- **WHAT IS BEING ASKED**: Give the data below again exactly as it stands. Omit the pictures.

- **SUPPLIED MATERIAL**:
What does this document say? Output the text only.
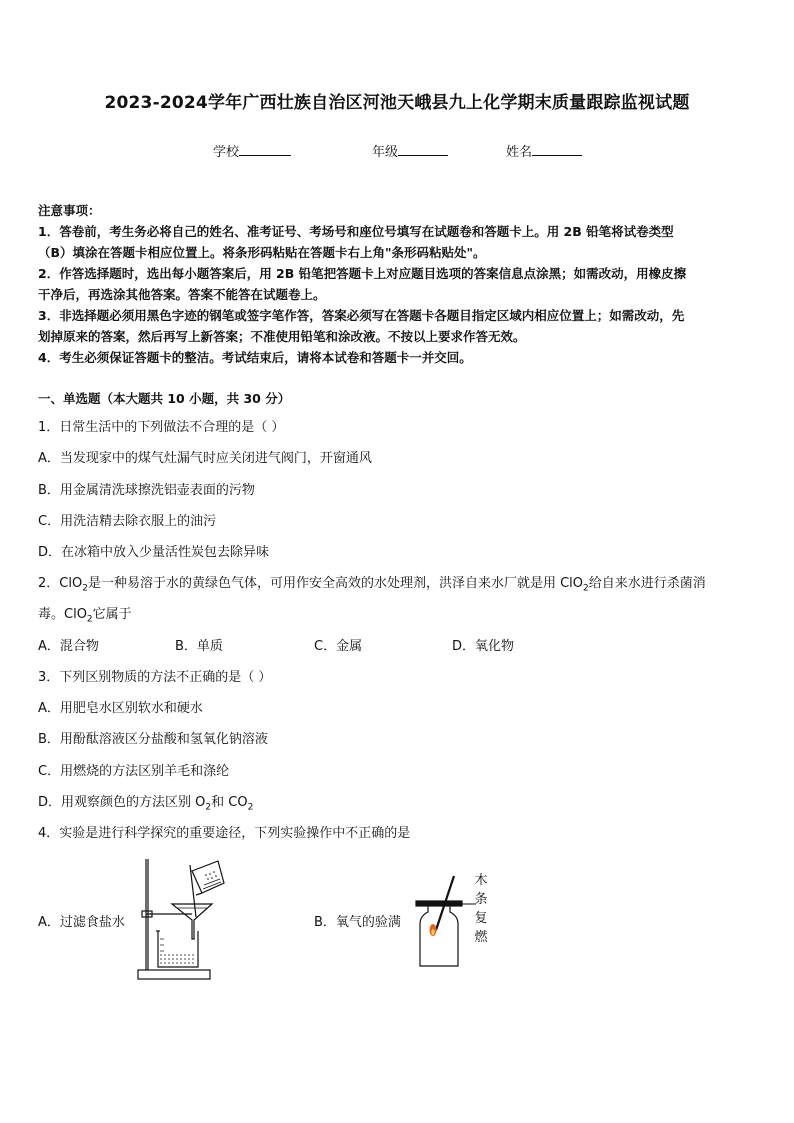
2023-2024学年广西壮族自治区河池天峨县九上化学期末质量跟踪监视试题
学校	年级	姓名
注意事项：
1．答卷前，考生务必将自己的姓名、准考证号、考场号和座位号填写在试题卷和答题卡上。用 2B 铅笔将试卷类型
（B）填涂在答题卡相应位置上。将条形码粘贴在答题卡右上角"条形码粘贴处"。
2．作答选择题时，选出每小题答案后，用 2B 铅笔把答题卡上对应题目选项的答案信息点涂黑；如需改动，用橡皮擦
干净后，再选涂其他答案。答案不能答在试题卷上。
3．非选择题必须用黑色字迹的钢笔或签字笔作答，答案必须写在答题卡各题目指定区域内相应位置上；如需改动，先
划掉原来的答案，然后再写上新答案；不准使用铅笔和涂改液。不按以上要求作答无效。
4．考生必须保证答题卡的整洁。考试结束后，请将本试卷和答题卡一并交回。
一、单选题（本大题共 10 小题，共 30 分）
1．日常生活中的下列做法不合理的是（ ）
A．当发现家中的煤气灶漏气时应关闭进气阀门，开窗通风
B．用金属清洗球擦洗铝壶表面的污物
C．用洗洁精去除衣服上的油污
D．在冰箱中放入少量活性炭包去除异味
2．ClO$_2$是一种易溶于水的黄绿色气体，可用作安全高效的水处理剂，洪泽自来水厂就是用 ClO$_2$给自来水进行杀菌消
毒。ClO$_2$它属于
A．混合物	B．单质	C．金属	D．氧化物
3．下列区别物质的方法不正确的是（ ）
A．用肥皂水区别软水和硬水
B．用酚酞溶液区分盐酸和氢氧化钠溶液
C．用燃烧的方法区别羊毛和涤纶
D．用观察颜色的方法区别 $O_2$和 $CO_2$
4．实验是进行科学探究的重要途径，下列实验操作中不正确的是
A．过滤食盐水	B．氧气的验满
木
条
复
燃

- **THE RESPONSE**:
What does this document say? Output the text only.
2023-2024学年广西壮族自治区河池天峨县九上化学期末质量跟踪监视试题
学校	年级	姓名
注意事项：
1．答卷前，考生务必将自己的姓名、准考证号、考场号和座位号填写在试题卷和答题卡上。用 2B 铅笔将试卷类型
（B）填涂在答题卡相应位置上。将条形码粘贴在答题卡右上角"条形码粘贴处"。
2．作答选择题时，选出每小题答案后，用 2B 铅笔把答题卡上对应题目选项的答案信息点涂黑；如需改动，用橡皮擦
干净后，再选涂其他答案。答案不能答在试题卷上。
3．非选择题必须用黑色字迹的钢笔或签字笔作答，答案必须写在答题卡各题目指定区域内相应位置上；如需改动，先
划掉原来的答案，然后再写上新答案；不准使用铅笔和涂改液。不按以上要求作答无效。
4．考生必须保证答题卡的整洁。考试结束后，请将本试卷和答题卡一并交回。
一、单选题（本大题共 10 小题，共 30 分）
1．日常生活中的下列做法不合理的是（ ）
A．当发现家中的煤气灶漏气时应关闭进气阀门，开窗通风
B．用金属清洗球擦洗铝壶表面的污物
C．用洗洁精去除衣服上的油污
D．在冰箱中放入少量活性炭包去除异味
2．ClO$_2$是一种易溶于水的黄绿色气体，可用作安全高效的水处理剂，洪泽自来水厂就是用 ClO$_2$给自来水进行杀菌消
毒。ClO$_2$它属于
A．混合物	B．单质	C．金属	D．氧化物
3．下列区别物质的方法不正确的是（ ）
A．用肥皂水区别软水和硬水
B．用酚酞溶液区分盐酸和氢氧化钠溶液
C．用燃烧的方法区别羊毛和涤纶
D．用观察颜色的方法区别 $O_2$和 $CO_2$
4．实验是进行科学探究的重要途径，下列实验操作中不正确的是
A．过滤食盐水	B．氧气的验满
木
条
复
燃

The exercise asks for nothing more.